▸ GIVEN INSTRUCTION: The entries below are to be transcribed in full, without their images.
DATA LINES start
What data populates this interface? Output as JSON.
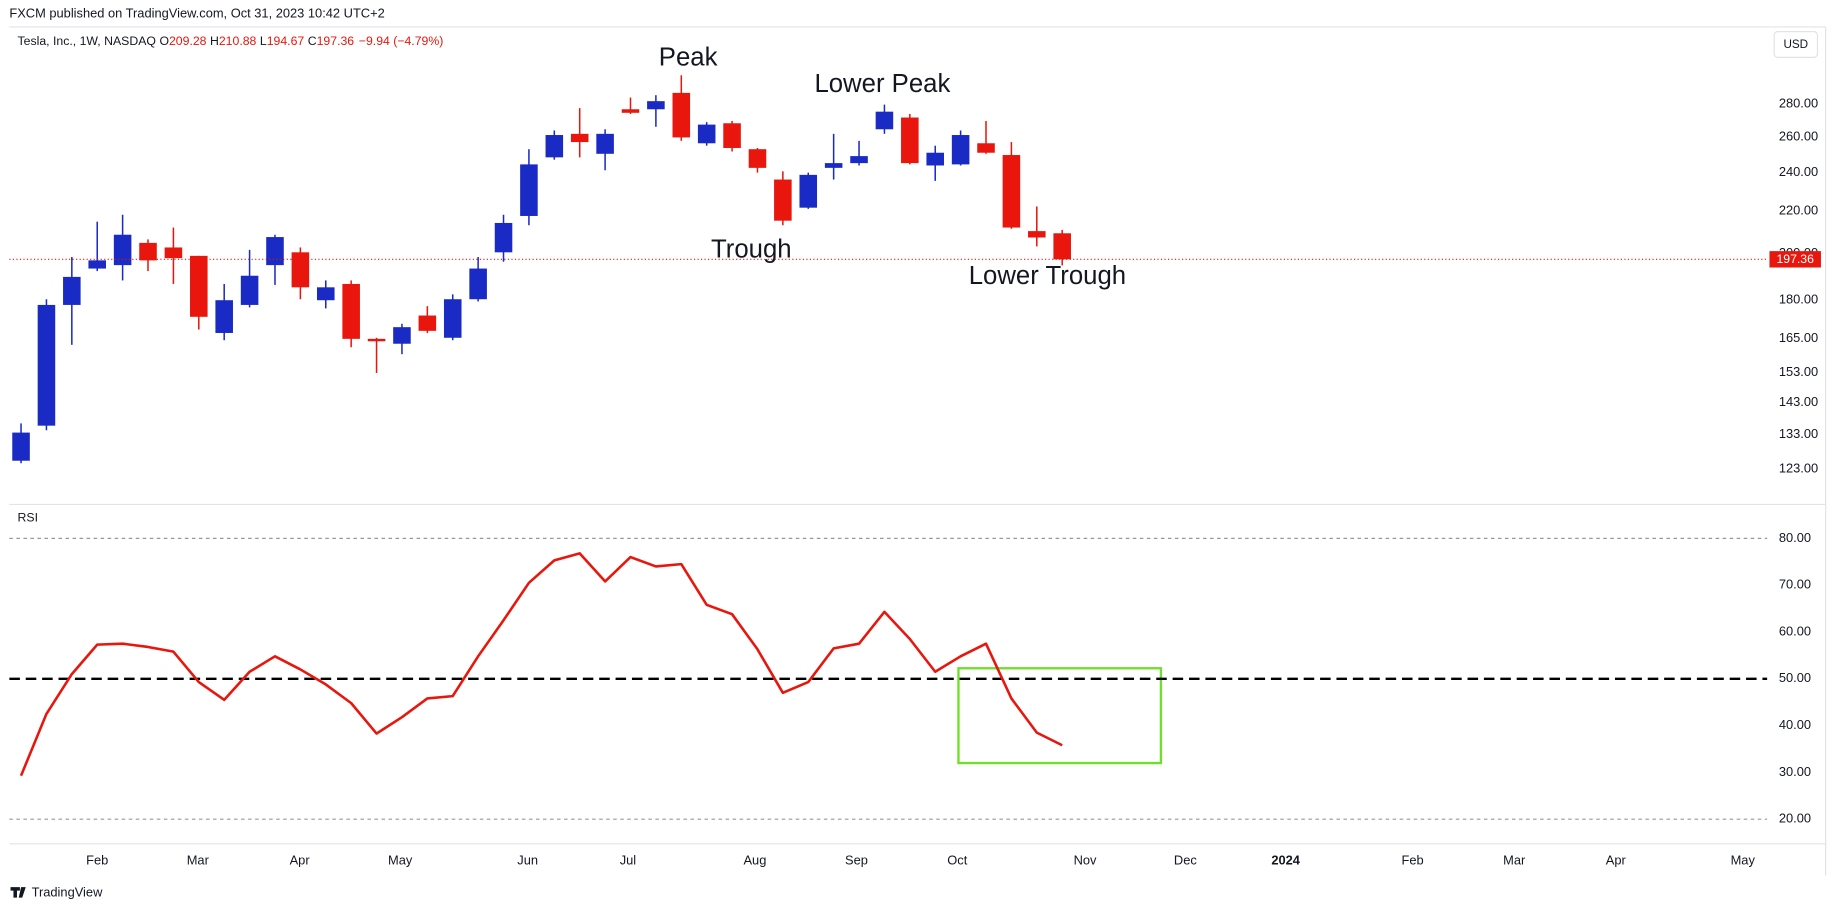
{
  "header": {
    "source": "FXCM published on TradingView.com, Oct 31, 2023 10:42 UTC+2"
  },
  "footer": {
    "brand": "TradingView"
  },
  "chart_data": [
    {
      "type": "candlestick",
      "title": "Tesla, Inc., 1W, NASDAQ",
      "ohlc_legend": [
        {
          "label": "O",
          "value": 209.28
        },
        {
          "label": "H",
          "value": 210.88
        },
        {
          "label": "L",
          "value": 194.67
        },
        {
          "label": "C",
          "value": 197.36
        }
      ],
      "change": "−9.94 (−4.79%)",
      "currency": "USD",
      "annotations": [
        "Peak",
        "Lower Peak",
        "Trough",
        "Lower Trough"
      ],
      "up_color": "#1a2ac4",
      "down_color": "#e8160c",
      "open": [
        125.4,
        135.7,
        178.1,
        193.3,
        194.8,
        204.8,
        202.7,
        198.9,
        167.2,
        178.1,
        194.8,
        200.5,
        180.0,
        186.7,
        165.0,
        163.2,
        173.9,
        165.4,
        180.4,
        200.5,
        217.6,
        248.3,
        261.8,
        250.3,
        276.7,
        276.7,
        287.1,
        256.3,
        268.1,
        252.9,
        236.2,
        221.7,
        242.5,
        245.1,
        264.5,
        271.6,
        243.8,
        244.4,
        256.3,
        249.6,
        210.3,
        209.28
      ],
      "high": [
        136.4,
        180.4,
        198.4,
        214.8,
        218.2,
        206.4,
        212.0,
        198.9,
        186.7,
        201.6,
        208.6,
        202.7,
        188.2,
        188.2,
        165.4,
        170.7,
        177.6,
        182.4,
        198.4,
        218.2,
        252.9,
        263.8,
        277.4,
        264.5,
        284.1,
        285.6,
        298.7,
        268.8,
        269.5,
        253.6,
        240.6,
        239.9,
        261.8,
        257.7,
        279.6,
        273.8,
        254.9,
        263.8,
        269.5,
        257.0,
        222.3,
        210.88
      ],
      "low": [
        124.7,
        134.3,
        162.8,
        192.2,
        188.2,
        192.2,
        186.7,
        168.5,
        164.5,
        177.1,
        186.3,
        180.4,
        176.7,
        161.9,
        152.8,
        159.4,
        167.2,
        164.5,
        179.5,
        196.3,
        213.1,
        247.0,
        248.3,
        241.2,
        273.8,
        266.0,
        257.7,
        254.9,
        251.6,
        239.9,
        213.1,
        221.1,
        236.2,
        243.8,
        261.8,
        244.4,
        235.5,
        243.8,
        250.3,
        211.4,
        203.2,
        194.67
      ],
      "close": [
        133.6,
        178.1,
        189.7,
        196.9,
        208.6,
        196.9,
        197.9,
        173.4,
        180.0,
        190.2,
        207.5,
        185.3,
        185.3,
        165.0,
        164.1,
        169.4,
        168.0,
        180.4,
        193.3,
        214.2,
        244.4,
        261.1,
        257.0,
        261.8,
        274.5,
        281.8,
        259.7,
        267.3,
        253.6,
        242.5,
        215.3,
        238.7,
        245.1,
        249.0,
        275.2,
        245.1,
        250.9,
        261.1,
        250.9,
        212.0,
        207.3,
        197.36
      ],
      "last_price": 197.36,
      "last_price_color": "#e8160c",
      "log_scale": true,
      "xlim": [
        -0.46,
        68.76
      ],
      "ylim": [
        113.95,
        331.3
      ],
      "yticks": [
        {
          "value": 123,
          "label": "123.00"
        },
        {
          "value": 133,
          "label": "133.00"
        },
        {
          "value": 143,
          "label": "143.00"
        },
        {
          "value": 153,
          "label": "153.00"
        },
        {
          "value": 165,
          "label": "165.00"
        },
        {
          "value": 180,
          "label": "180.00"
        },
        {
          "value": 200,
          "label": "200.00"
        },
        {
          "value": 220,
          "label": "220.00"
        },
        {
          "value": 240,
          "label": "240.00"
        },
        {
          "value": 260,
          "label": "260.00"
        },
        {
          "value": 280,
          "label": "280.00"
        }
      ],
      "grid": false
    },
    {
      "type": "line",
      "title": "RSI",
      "color": "#e8160c",
      "values": [
        29.3,
        42.5,
        51,
        57.3,
        57.5,
        56.8,
        55.8,
        49.3,
        45.5,
        51.5,
        54.8,
        52,
        48.8,
        44.8,
        38.3,
        41.8,
        45.8,
        46.3,
        54.8,
        62.5,
        70.5,
        75.3,
        76.8,
        70.8,
        76,
        74,
        74.5,
        65.8,
        63.8,
        56.3,
        47,
        49.3,
        56.5,
        57.5,
        64.3,
        58.5,
        51.5,
        54.8,
        57.5,
        45.8,
        38.5,
        35.8
      ],
      "upper_band": 80,
      "midline": 50,
      "lower_band": 20,
      "xlim": [
        -0.46,
        68.76
      ],
      "ylim": [
        15,
        87
      ],
      "yticks": [
        {
          "value": 20,
          "label": "20.00"
        },
        {
          "value": 30,
          "label": "30.00"
        },
        {
          "value": 40,
          "label": "40.00"
        },
        {
          "value": 50,
          "label": "50.00"
        },
        {
          "value": 60,
          "label": "60.00"
        },
        {
          "value": 70,
          "label": "70.00"
        },
        {
          "value": 80,
          "label": "80.00"
        }
      ],
      "xticks": [
        {
          "value": 3.0,
          "label": "Feb"
        },
        {
          "value": 6.96,
          "label": "Mar"
        },
        {
          "value": 10.97,
          "label": "Apr"
        },
        {
          "value": 14.93,
          "label": "May"
        },
        {
          "value": 19.95,
          "label": "Jun"
        },
        {
          "value": 23.9,
          "label": "Jul"
        },
        {
          "value": 28.9,
          "label": "Aug"
        },
        {
          "value": 32.9,
          "label": "Sep"
        },
        {
          "value": 36.87,
          "label": "Oct"
        },
        {
          "value": 41.9,
          "label": "Nov"
        },
        {
          "value": 45.85,
          "label": "Dec"
        },
        {
          "value": 49.8,
          "label": "2024"
        },
        {
          "value": 54.8,
          "label": "Feb"
        },
        {
          "value": 58.8,
          "label": "Mar"
        },
        {
          "value": 62.8,
          "label": "Apr"
        },
        {
          "value": 67.8,
          "label": "May"
        }
      ],
      "grid": false
    }
  ]
}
DATA LINES end
▸ TASK RESPONSE:
What data populates this interface? Output as JSON.
{
  "header": {
    "source": "FXCM published on TradingView.com, Oct 31, 2023 10:42 UTC+2"
  },
  "footer": {
    "brand": "TradingView"
  },
  "chart_data": [
    {
      "type": "candlestick",
      "title": "Tesla, Inc., 1W, NASDAQ",
      "ohlc_legend": [
        {
          "label": "O",
          "value": 209.28
        },
        {
          "label": "H",
          "value": 210.88
        },
        {
          "label": "L",
          "value": 194.67
        },
        {
          "label": "C",
          "value": 197.36
        }
      ],
      "change": "−9.94 (−4.79%)",
      "currency": "USD",
      "annotations": [
        "Peak",
        "Lower Peak",
        "Trough",
        "Lower Trough"
      ],
      "up_color": "#1a2ac4",
      "down_color": "#e8160c",
      "open": [
        125.4,
        135.7,
        178.1,
        193.3,
        194.8,
        204.8,
        202.7,
        198.9,
        167.2,
        178.1,
        194.8,
        200.5,
        180.0,
        186.7,
        165.0,
        163.2,
        173.9,
        165.4,
        180.4,
        200.5,
        217.6,
        248.3,
        261.8,
        250.3,
        276.7,
        276.7,
        287.1,
        256.3,
        268.1,
        252.9,
        236.2,
        221.7,
        242.5,
        245.1,
        264.5,
        271.6,
        243.8,
        244.4,
        256.3,
        249.6,
        210.3,
        209.28
      ],
      "high": [
        136.4,
        180.4,
        198.4,
        214.8,
        218.2,
        206.4,
        212.0,
        198.9,
        186.7,
        201.6,
        208.6,
        202.7,
        188.2,
        188.2,
        165.4,
        170.7,
        177.6,
        182.4,
        198.4,
        218.2,
        252.9,
        263.8,
        277.4,
        264.5,
        284.1,
        285.6,
        298.7,
        268.8,
        269.5,
        253.6,
        240.6,
        239.9,
        261.8,
        257.7,
        279.6,
        273.8,
        254.9,
        263.8,
        269.5,
        257.0,
        222.3,
        210.88
      ],
      "low": [
        124.7,
        134.3,
        162.8,
        192.2,
        188.2,
        192.2,
        186.7,
        168.5,
        164.5,
        177.1,
        186.3,
        180.4,
        176.7,
        161.9,
        152.8,
        159.4,
        167.2,
        164.5,
        179.5,
        196.3,
        213.1,
        247.0,
        248.3,
        241.2,
        273.8,
        266.0,
        257.7,
        254.9,
        251.6,
        239.9,
        213.1,
        221.1,
        236.2,
        243.8,
        261.8,
        244.4,
        235.5,
        243.8,
        250.3,
        211.4,
        203.2,
        194.67
      ],
      "close": [
        133.6,
        178.1,
        189.7,
        196.9,
        208.6,
        196.9,
        197.9,
        173.4,
        180.0,
        190.2,
        207.5,
        185.3,
        185.3,
        165.0,
        164.1,
        169.4,
        168.0,
        180.4,
        193.3,
        214.2,
        244.4,
        261.1,
        257.0,
        261.8,
        274.5,
        281.8,
        259.7,
        267.3,
        253.6,
        242.5,
        215.3,
        238.7,
        245.1,
        249.0,
        275.2,
        245.1,
        250.9,
        261.1,
        250.9,
        212.0,
        207.3,
        197.36
      ],
      "last_price": 197.36,
      "last_price_color": "#e8160c",
      "log_scale": true,
      "xlim": [
        -0.46,
        68.76
      ],
      "ylim": [
        113.95,
        331.3
      ],
      "yticks": [
        {
          "value": 123,
          "label": "123.00"
        },
        {
          "value": 133,
          "label": "133.00"
        },
        {
          "value": 143,
          "label": "143.00"
        },
        {
          "value": 153,
          "label": "153.00"
        },
        {
          "value": 165,
          "label": "165.00"
        },
        {
          "value": 180,
          "label": "180.00"
        },
        {
          "value": 200,
          "label": "200.00"
        },
        {
          "value": 220,
          "label": "220.00"
        },
        {
          "value": 240,
          "label": "240.00"
        },
        {
          "value": 260,
          "label": "260.00"
        },
        {
          "value": 280,
          "label": "280.00"
        }
      ],
      "grid": false
    },
    {
      "type": "line",
      "title": "RSI",
      "color": "#e8160c",
      "values": [
        29.3,
        42.5,
        51,
        57.3,
        57.5,
        56.8,
        55.8,
        49.3,
        45.5,
        51.5,
        54.8,
        52,
        48.8,
        44.8,
        38.3,
        41.8,
        45.8,
        46.3,
        54.8,
        62.5,
        70.5,
        75.3,
        76.8,
        70.8,
        76,
        74,
        74.5,
        65.8,
        63.8,
        56.3,
        47,
        49.3,
        56.5,
        57.5,
        64.3,
        58.5,
        51.5,
        54.8,
        57.5,
        45.8,
        38.5,
        35.8
      ],
      "upper_band": 80,
      "midline": 50,
      "lower_band": 20,
      "xlim": [
        -0.46,
        68.76
      ],
      "ylim": [
        15,
        87
      ],
      "yticks": [
        {
          "value": 20,
          "label": "20.00"
        },
        {
          "value": 30,
          "label": "30.00"
        },
        {
          "value": 40,
          "label": "40.00"
        },
        {
          "value": 50,
          "label": "50.00"
        },
        {
          "value": 60,
          "label": "60.00"
        },
        {
          "value": 70,
          "label": "70.00"
        },
        {
          "value": 80,
          "label": "80.00"
        }
      ],
      "xticks": [
        {
          "value": 3.0,
          "label": "Feb"
        },
        {
          "value": 6.96,
          "label": "Mar"
        },
        {
          "value": 10.97,
          "label": "Apr"
        },
        {
          "value": 14.93,
          "label": "May"
        },
        {
          "value": 19.95,
          "label": "Jun"
        },
        {
          "value": 23.9,
          "label": "Jul"
        },
        {
          "value": 28.9,
          "label": "Aug"
        },
        {
          "value": 32.9,
          "label": "Sep"
        },
        {
          "value": 36.87,
          "label": "Oct"
        },
        {
          "value": 41.9,
          "label": "Nov"
        },
        {
          "value": 45.85,
          "label": "Dec"
        },
        {
          "value": 49.8,
          "label": "2024"
        },
        {
          "value": 54.8,
          "label": "Feb"
        },
        {
          "value": 58.8,
          "label": "Mar"
        },
        {
          "value": 62.8,
          "label": "Apr"
        },
        {
          "value": 67.8,
          "label": "May"
        }
      ],
      "grid": false
    }
  ]
}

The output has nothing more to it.